Underrepresented from the school board to the superintendent’s cabinet to the classroom, Latinos are demanding a more visible place within the city’s school system, as they already make up nearly half the student body.
That cry was heard at both ends of the city on Monday night, as protestors waved signs at a nomination hearing and the school board’s only Latina member walked out of a meeting in tears.
Across the school district, there’s a mismatch between the demographics of the teaching faculty and student body. But Latinx students are least likely to have a teacher who looks like them.
According to the numbers reported to the state, New Haven’s students are 46 percent Latinx (along with 37 percent Black and 13 percent white), yet its educators are only 9 percent Latinx (along with 15 percent Black and 73 percent white).
That’s important because research indicates that a diverse teaching force is especially important for students of color. One study, for instance, said that black students growing up in poverty are more likely to finish high school and consider college if they have just one black teacher in elementary school.
A growing concern about that reality led to the two dramas occurring simultaneously Monday night, at a Board of Education meeting and at a City Hall meeting of a Board of Alders committee.
Appointee Showdown
Two dozen protesters turned out at City Hall to oppose the nomination of Larry Conaway to the Board of Education — not because they had anything bad to say about the experienced local educator, but rather because Conaway is not Latino, while 46 percent of the city’s school children are.
Parents, pastors, and former New Haven educators all associated with a group called the New Haven Latino Council voiced those concerns Monday night at the Aldermanic Affairs Committee hearing on the second floor of City Hall as well as at a pre-hearing press conference that took place on the building’s front steps.
Led by Rev. Abraham Hernandez, the executive director of the state chapter of the National Hispanic Christian Leadership Conference, the New Haven Latino Council protesters who spoke both outside and inside City Hall emphasized that they have no personal or professional beefs with Conaway, the recently retired former Riverside Academy principal who spent over three decades working in half a dozen city public schools.
Rather, they argued, Conaway is not fit to serve on the school board because he is not Latino and does not speak Spanish. If the alders approve Mayor Toni Harp’s nomination of Conaway to replace Joseph Rodriguez, who recently resigned from his position, the protesters said, then they will simply be exacerbating a cultural, linguistic, and demographic disconnect between nearly half of the public schools’ student population and a seven-member Board of Education that has only one Latina member.
“Can we have equity without representation?” Hernandez asked during the pre-hearing protest. Based on the two-sided demographic fact sheet and myriad complaints with Conaway’s nomination raised over the course of Monday’s press conference and hearing, that answer, according to at least this contingent of the city’s Latino population, is no.

◆ ◆ ◆ ◆

→ **Tasks to perform**
a. Name every person identified by name in the article on Latino representation in New Haven's schools.
b. Continue the article on Latino representation in New Haven's schools from its final sentence.

(Records)
◆ ◆ ◆ ◆

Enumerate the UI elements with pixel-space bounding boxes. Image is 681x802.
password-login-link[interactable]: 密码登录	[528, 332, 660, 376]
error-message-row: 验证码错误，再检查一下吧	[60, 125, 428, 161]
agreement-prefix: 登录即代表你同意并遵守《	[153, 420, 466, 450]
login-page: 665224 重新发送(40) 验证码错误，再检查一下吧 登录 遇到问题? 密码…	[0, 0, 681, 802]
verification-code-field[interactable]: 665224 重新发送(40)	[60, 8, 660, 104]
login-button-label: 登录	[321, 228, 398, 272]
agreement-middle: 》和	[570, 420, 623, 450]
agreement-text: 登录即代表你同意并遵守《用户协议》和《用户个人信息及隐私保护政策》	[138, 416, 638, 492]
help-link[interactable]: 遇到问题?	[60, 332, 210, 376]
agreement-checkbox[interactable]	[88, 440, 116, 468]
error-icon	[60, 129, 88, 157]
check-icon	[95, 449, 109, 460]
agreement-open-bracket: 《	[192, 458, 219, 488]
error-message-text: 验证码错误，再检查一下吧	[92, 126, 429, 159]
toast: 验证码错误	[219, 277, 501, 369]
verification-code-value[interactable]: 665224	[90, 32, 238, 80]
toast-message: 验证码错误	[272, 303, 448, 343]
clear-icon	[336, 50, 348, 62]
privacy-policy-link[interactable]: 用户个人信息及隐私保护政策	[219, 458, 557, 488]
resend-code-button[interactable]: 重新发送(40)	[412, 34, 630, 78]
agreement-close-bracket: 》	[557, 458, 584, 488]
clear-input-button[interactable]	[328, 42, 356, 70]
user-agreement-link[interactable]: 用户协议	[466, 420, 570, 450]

◆ ◆ ◆ ◆

→ **Answers provided**
a.
Larry Conaway
Abraham Hernandez
Toni Harp
Joseph Rodriguez

b.
Ultimately, the committee alders did not vote at all on Conaway’s nomination — but purely for procedural reasons. The full Board of Alders has to vote on the nomination at its its next meeting on Nov. 7 or else the nomination will go through by default. The committee’s non-vote will allow the full board to discharge Conaway’s nomination from committee and take it up for a vote at that next meeting.
Click here and here to download the New Haven Latino Council’s demographic fact sheets in both English and Spanish. Daniel Pizzaro, a spokesperson for the New Haven Latino Council, said that the demographic data cited in the fact sheet was provided by the New Haven Public Schools.
According to the group, only 15 percent of its principals, 12 percent of its assistant principals, and 8 percent of its teachers are Latino. There is only one Latina Board of Education member, Yesenia Rivera, in comparison to four African-American board members and one white board member. Conaway is African-American. (The two non-voting student representatives, elected by their classmates, are Latino and Black.)
“Education Has Been My Life”
Conaway’s nomination hearing kicked off in an auspicious way for the former Riverside principal — with Aldermanic Affairs Committee Chair and Hill Alder Evelyn Rodriguez reading through the long list of jobs Conaway has held in the New Haven Public Schools system since 1987. That resume includes his time as a social worker at the Urban Youth Center, as the principal at the alternative schools New Light and Riverside, and, in between, as an administrator at Hyde, Hill Central, Lincoln Bassett, and Wilbur Cross.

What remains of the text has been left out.